> **DOCUMENT EXTRACT**:
===

# Problem finding clothes in Sg



## dermann (Feb 3, 2015)

Hey,

I am from Germany and I am almost 2m tall. I would like to check, if there are any guys have problem finding clothes in Singapore?


----------



## BBCWatcher (Dec 28, 2012)

Yes, that's a problem. There are some solutions, though. Mail order is one popular option. Amazon.com, for example, charges nothing extra for shipping to Singapore if you buy at least US$125 worth of merchandise that doesn't exceed about 9 kilos. (Try to split up your order to meet both requirements, and make sure you're selecting free global shipping eligible items.)

Another option is to take an inexpensive flight to a nearby city -- Bangkok, for example -- with a nearly empty suitcase and buy a set of made-to-measure clothes from a well-reviewed tailor. It's best if you can stick around for at least a long weekend and have about three fittings to make sure everything is made to your satisfaction.


----------



## beppi (Jun 10, 2013)

Given the climate, just wear shorts and T-shirts and your problem disappears!


----------



## wesmant (Feb 10, 2012)

Don't worry. Even if you're taller than that, or fatter than that, you can easily get what you need in SG. 
In my office, i have 2 or 3 more than 2m tall colleagues, and bunch of 190+, ans they live happily here no complaints


----------



## col62 (Feb 10, 2015)

Try tailoring, its pretty affordable in singapore


----------



## col62 (Feb 10, 2015)

If not, online shopping for casuals...these should helps.


----------



## dermann (Feb 3, 2015)

wesmant said:


> Don't worry. Even if you're taller than that, or fatter than that, you can easily get what you need in SG.
> In my office, i have 2 or 3 more than 2m tall colleagues, and bunch of 190+, ans they live happily here no complaints


Wow, I didn't expect there are so many tall people around in Singapore, as I hardly see any of them around. 
This isn't about complaints but its really ashamed that you can't just buy something you like off the rack. I have been to many shops around SG, many shops don't really have sizes for tall people like us. Its tough. 

Thanks guys for your comments and help, appreciate that.


----------



## beppi (Jun 10, 2013)

I once, and only once, had a Singaporean colleague (of Eurasian ancestry) who was taller than my 187cm. He said he's one of the five tallest Singaporeans. He didn't come across as badly dressed, but we never talked about where he gets his clothes.


----------

===

> **LIST OF TASKS**:
a) In the forum thread on finding clothes in Singapore, what minimum spend does one reply give for Amazon.com to ship to Singapore at no extra charge?
b) Reproduce the forum thread from "# Problem finding" up to and including "clothes in Singapore?".
The records that follow have no connection to the forum thread.

===

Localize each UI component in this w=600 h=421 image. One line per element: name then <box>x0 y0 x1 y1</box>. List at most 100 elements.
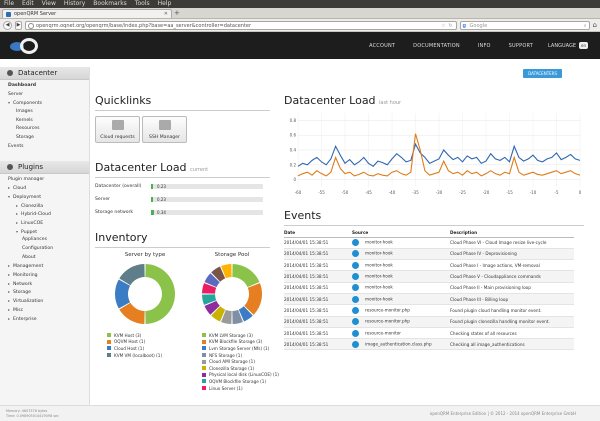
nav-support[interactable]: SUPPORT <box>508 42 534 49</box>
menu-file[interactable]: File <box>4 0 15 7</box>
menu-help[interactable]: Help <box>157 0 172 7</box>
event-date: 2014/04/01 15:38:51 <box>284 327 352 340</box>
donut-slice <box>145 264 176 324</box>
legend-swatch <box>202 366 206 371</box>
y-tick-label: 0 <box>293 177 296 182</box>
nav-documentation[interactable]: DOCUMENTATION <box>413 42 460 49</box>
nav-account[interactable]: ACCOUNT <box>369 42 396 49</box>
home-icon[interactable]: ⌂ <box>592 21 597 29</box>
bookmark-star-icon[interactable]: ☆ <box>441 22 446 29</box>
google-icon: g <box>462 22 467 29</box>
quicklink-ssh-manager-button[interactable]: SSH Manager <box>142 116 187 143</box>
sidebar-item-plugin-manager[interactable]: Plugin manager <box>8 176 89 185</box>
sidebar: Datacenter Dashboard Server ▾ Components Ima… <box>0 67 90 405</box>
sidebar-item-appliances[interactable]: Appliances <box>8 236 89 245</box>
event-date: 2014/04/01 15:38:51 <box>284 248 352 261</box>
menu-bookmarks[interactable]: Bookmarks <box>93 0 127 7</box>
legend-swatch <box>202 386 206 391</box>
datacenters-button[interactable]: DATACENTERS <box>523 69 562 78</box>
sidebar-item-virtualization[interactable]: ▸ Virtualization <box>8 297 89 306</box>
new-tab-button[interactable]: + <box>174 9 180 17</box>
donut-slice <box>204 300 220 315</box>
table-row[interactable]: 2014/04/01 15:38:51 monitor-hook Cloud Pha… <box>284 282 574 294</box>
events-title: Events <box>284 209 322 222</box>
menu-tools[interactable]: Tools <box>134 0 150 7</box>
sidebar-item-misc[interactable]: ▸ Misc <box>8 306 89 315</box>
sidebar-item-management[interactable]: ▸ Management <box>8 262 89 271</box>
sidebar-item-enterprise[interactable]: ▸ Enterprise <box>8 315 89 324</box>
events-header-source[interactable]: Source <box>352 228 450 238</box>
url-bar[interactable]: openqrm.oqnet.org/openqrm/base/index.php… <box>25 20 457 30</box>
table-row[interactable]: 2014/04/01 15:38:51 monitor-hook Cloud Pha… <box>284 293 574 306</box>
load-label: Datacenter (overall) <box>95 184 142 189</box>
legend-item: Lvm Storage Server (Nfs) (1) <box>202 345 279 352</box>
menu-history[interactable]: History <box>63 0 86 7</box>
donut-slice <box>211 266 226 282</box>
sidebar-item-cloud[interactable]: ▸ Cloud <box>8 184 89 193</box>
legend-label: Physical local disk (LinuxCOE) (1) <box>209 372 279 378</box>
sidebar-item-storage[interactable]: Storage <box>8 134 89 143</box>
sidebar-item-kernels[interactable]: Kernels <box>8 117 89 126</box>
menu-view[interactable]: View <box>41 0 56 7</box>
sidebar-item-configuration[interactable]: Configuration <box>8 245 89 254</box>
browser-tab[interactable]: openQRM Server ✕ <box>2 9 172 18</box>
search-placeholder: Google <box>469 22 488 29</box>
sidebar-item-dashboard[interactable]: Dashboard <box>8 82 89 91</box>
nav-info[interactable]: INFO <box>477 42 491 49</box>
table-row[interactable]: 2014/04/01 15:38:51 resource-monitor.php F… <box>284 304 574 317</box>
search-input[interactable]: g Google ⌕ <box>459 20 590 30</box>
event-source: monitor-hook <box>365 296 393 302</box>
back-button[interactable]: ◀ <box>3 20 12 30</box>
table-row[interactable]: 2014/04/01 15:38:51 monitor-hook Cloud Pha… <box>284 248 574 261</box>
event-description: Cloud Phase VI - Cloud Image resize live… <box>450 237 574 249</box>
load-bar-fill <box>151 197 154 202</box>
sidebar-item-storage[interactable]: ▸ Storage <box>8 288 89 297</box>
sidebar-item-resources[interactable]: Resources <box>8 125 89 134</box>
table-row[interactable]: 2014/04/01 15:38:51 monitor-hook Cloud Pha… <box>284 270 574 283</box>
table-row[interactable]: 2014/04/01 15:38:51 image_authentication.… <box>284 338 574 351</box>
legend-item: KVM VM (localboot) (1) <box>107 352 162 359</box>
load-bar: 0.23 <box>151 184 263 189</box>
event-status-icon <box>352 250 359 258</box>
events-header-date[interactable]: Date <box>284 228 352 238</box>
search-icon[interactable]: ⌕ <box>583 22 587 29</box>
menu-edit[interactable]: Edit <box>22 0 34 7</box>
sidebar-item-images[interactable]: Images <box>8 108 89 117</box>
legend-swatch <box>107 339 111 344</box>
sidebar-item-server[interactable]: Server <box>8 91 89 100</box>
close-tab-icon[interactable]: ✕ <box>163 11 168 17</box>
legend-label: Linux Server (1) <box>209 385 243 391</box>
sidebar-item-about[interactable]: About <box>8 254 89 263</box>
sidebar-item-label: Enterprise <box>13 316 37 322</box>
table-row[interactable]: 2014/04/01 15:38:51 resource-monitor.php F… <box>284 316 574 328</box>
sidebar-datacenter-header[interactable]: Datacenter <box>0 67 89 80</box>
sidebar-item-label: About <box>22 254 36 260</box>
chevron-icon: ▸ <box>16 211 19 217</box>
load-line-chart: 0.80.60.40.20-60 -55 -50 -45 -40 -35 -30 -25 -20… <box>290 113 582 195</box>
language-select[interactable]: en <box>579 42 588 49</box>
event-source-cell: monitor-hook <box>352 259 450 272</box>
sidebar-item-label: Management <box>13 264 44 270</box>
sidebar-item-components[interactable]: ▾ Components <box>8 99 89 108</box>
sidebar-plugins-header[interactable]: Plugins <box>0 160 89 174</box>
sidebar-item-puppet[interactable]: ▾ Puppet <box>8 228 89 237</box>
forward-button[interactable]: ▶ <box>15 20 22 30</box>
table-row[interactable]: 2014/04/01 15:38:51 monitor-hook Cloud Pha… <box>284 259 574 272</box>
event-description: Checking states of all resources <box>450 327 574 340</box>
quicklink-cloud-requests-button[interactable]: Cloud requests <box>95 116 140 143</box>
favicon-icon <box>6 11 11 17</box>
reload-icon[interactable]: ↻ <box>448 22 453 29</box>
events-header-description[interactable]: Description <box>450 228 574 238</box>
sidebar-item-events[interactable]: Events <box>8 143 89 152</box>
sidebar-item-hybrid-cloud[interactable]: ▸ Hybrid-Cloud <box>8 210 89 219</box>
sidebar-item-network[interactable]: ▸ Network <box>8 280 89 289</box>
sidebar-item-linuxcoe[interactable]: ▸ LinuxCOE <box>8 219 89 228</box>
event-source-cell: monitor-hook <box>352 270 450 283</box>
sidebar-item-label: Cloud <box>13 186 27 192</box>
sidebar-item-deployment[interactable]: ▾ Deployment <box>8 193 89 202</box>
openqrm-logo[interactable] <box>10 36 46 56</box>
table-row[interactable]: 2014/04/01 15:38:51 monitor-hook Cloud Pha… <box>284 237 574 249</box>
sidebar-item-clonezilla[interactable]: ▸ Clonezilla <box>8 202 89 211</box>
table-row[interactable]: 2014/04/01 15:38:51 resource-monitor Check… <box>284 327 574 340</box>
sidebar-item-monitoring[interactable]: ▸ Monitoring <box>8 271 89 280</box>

===

> **EXERCISE ANSWERS**:
a) At least US$125 worth of merchandise, with the order not exceeding about 9 kilos.

b)
# Problem finding clothes in Sg



## dermann (Feb 3, 2015)

Hey,

I am from Germany and I am almost 2m tall. I would like to check, if there are any guys have problem finding clothes in Singapore?